> [Exercise materials]:
## Start

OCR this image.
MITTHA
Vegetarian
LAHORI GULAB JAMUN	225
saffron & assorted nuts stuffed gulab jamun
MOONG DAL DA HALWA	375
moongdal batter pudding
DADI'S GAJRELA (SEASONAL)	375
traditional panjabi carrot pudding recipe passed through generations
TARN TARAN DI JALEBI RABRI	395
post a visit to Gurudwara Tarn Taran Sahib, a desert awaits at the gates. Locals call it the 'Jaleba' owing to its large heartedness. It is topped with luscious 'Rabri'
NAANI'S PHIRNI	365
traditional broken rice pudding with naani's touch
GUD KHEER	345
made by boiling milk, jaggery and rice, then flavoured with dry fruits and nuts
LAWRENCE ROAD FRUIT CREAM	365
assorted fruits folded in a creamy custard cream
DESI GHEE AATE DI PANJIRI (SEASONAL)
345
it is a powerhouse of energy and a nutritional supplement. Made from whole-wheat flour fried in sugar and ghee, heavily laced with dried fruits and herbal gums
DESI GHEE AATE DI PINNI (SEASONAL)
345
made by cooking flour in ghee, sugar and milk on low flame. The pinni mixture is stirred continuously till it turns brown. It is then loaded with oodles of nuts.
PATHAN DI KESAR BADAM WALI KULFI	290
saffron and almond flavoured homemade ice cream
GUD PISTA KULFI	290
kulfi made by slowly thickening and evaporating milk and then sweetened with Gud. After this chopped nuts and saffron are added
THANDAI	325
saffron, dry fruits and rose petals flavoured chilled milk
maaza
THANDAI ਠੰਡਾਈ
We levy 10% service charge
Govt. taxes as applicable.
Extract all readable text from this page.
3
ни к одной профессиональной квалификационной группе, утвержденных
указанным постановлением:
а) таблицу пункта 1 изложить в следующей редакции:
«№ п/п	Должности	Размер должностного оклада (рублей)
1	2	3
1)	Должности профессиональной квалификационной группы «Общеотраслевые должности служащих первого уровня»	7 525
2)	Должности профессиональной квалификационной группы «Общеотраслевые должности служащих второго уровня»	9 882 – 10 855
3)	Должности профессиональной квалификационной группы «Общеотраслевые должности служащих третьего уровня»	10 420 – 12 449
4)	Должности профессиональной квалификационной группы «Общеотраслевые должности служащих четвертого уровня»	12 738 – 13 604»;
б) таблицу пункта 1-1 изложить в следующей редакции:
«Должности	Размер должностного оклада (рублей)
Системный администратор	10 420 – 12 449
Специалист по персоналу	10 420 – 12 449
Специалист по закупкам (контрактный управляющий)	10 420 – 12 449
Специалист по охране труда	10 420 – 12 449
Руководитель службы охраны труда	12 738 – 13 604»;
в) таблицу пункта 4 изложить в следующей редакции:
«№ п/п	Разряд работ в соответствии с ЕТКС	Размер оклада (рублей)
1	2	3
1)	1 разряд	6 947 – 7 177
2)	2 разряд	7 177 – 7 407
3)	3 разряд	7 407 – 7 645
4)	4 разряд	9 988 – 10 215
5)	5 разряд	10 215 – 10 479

## End

> [Work instructions]: Type out the entries again, word for word.

> [Result]:
OCR this image.
MITTHA
Vegetarian
LAHORI GULAB JAMUN	225
saffron & assorted nuts stuffed gulab jamun
MOONG DAL DA HALWA	375
moongdal batter pudding
DADI'S GAJRELA (SEASONAL)	375
traditional panjabi carrot pudding recipe passed through generations
TARN TARAN DI JALEBI RABRI	395
post a visit to Gurudwara Tarn Taran Sahib, a desert awaits at the gates. Locals call it the 'Jaleba' owing to its large heartedness. It is topped with luscious 'Rabri'
NAANI'S PHIRNI	365
traditional broken rice pudding with naani's touch
GUD KHEER	345
made by boiling milk, jaggery and rice, then flavoured with dry fruits and nuts
LAWRENCE ROAD FRUIT CREAM	365
assorted fruits folded in a creamy custard cream
DESI GHEE AATE DI PANJIRI (SEASONAL)
345
it is a powerhouse of energy and a nutritional supplement. Made from whole-wheat flour fried in sugar and ghee, heavily laced with dried fruits and herbal gums
DESI GHEE AATE DI PINNI (SEASONAL)
345
made by cooking flour in ghee, sugar and milk on low flame. The pinni mixture is stirred continuously till it turns brown. It is then loaded with oodles of nuts.
PATHAN DI KESAR BADAM WALI KULFI	290
saffron and almond flavoured homemade ice cream
GUD PISTA KULFI	290
kulfi made by slowly thickening and evaporating milk and then sweetened with Gud. After this chopped nuts and saffron are added
THANDAI	325
saffron, dry fruits and rose petals flavoured chilled milk
maaza
THANDAI ਠੰਡਾਈ
We levy 10% service charge
Govt. taxes as applicable.
Extract all readable text from this page.
3
ни к одной профессиональной квалификационной группе, утвержденных
указанным постановлением:
а) таблицу пункта 1 изложить в следующей редакции:
«№ п/п	Должности	Размер должностного оклада (рублей)
1	2	3
1)	Должности профессиональной квалификационной группы «Общеотраслевые должности служащих первого уровня»	7 525
2)	Должности профессиональной квалификационной группы «Общеотраслевые должности служащих второго уровня»	9 882 – 10 855
3)	Должности профессиональной квалификационной группы «Общеотраслевые должности служащих третьего уровня»	10 420 – 12 449
4)	Должности профессиональной квалификационной группы «Общеотраслевые должности служащих четвертого уровня»	12 738 – 13 604»;
б) таблицу пункта 1-1 изложить в следующей редакции:
«Должности	Размер должностного оклада (рублей)
Системный администратор	10 420 – 12 449
Специалист по персоналу	10 420 – 12 449
Специалист по закупкам (контрактный управляющий)	10 420 – 12 449
Специалист по охране труда	10 420 – 12 449
Руководитель службы охраны труда	12 738 – 13 604»;
в) таблицу пункта 4 изложить в следующей редакции:
«№ п/п	Разряд работ в соответствии с ЕТКС	Размер оклада (рублей)
1	2	3
1)	1 разряд	6 947 – 7 177
2)	2 разряд	7 177 – 7 407
3)	3 разряд	7 407 – 7 645
4)	4 разряд	9 988 – 10 215
5)	5 разряд	10 215 – 10 479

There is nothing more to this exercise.